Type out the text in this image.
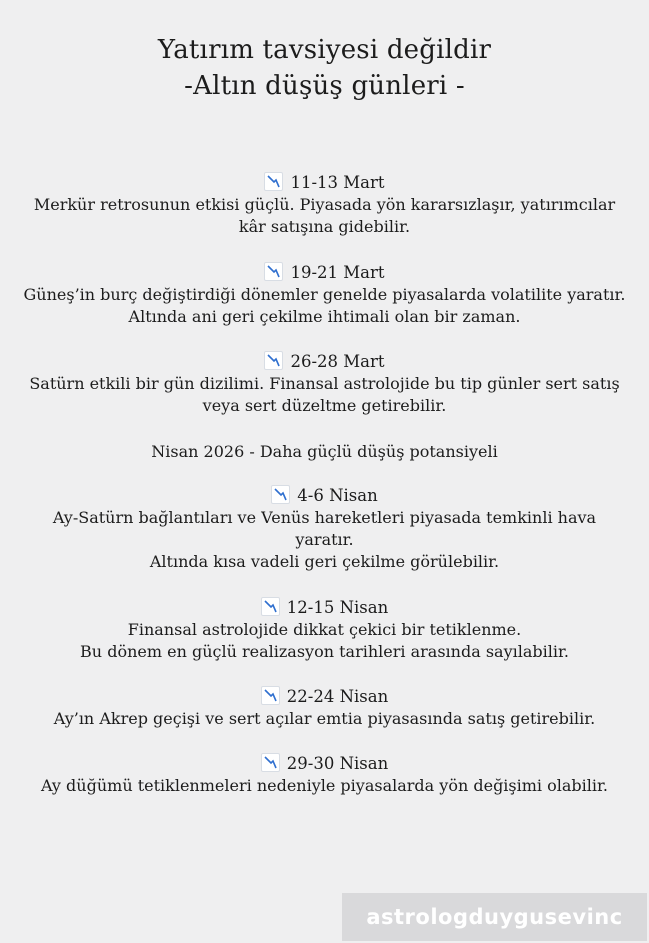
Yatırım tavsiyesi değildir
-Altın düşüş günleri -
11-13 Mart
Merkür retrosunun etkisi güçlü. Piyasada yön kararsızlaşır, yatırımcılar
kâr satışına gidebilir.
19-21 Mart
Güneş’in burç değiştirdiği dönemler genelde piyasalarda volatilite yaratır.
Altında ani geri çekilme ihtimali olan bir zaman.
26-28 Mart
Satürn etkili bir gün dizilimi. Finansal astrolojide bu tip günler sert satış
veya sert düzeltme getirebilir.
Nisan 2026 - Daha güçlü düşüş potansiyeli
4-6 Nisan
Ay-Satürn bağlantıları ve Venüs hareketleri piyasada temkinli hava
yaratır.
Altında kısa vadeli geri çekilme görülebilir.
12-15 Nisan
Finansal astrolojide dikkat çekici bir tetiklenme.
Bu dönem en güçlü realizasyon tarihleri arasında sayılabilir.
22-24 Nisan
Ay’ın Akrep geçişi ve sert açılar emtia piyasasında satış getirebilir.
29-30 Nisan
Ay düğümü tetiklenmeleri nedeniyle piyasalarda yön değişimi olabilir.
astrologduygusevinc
* * *
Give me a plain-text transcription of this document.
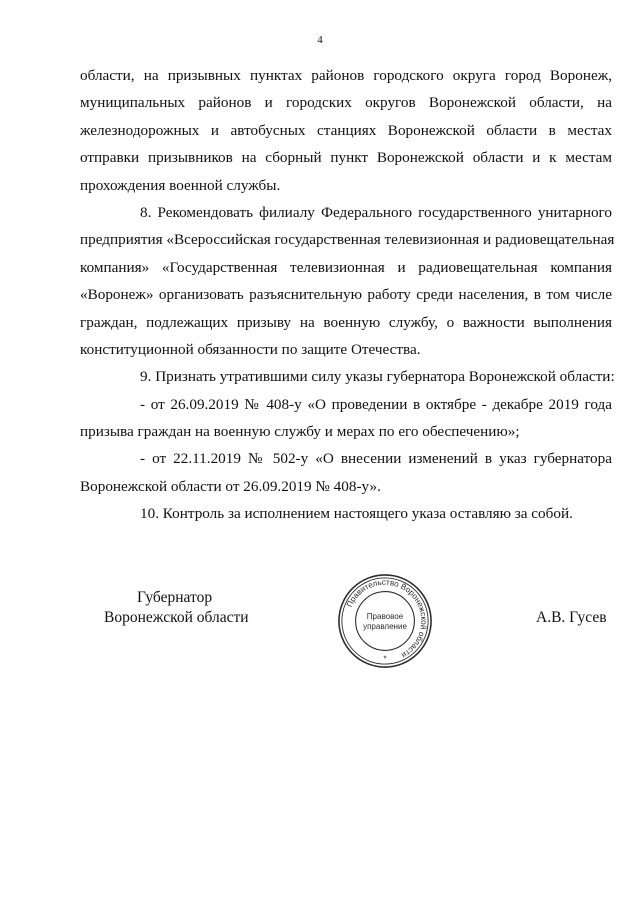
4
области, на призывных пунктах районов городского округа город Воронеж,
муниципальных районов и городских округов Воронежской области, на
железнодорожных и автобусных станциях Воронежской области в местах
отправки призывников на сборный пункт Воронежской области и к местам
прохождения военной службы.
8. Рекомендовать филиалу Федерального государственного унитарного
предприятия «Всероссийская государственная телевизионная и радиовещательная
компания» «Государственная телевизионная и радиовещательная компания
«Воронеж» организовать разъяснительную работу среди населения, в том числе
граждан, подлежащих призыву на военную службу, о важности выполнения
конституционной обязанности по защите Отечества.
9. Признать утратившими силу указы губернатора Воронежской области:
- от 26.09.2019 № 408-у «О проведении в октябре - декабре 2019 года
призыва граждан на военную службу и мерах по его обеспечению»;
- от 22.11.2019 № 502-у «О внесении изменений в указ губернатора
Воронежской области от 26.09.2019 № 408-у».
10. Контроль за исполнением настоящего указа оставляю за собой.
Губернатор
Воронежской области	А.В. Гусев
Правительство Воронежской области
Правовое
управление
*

Instructions to follow: Look over the records above and copy each line that includes the string "getirebilir".

Written reply:
veya sert düzeltme getirebilir.
Ay’ın Akrep geçişi ve sert açılar emtia piyasasında satış getirebilir.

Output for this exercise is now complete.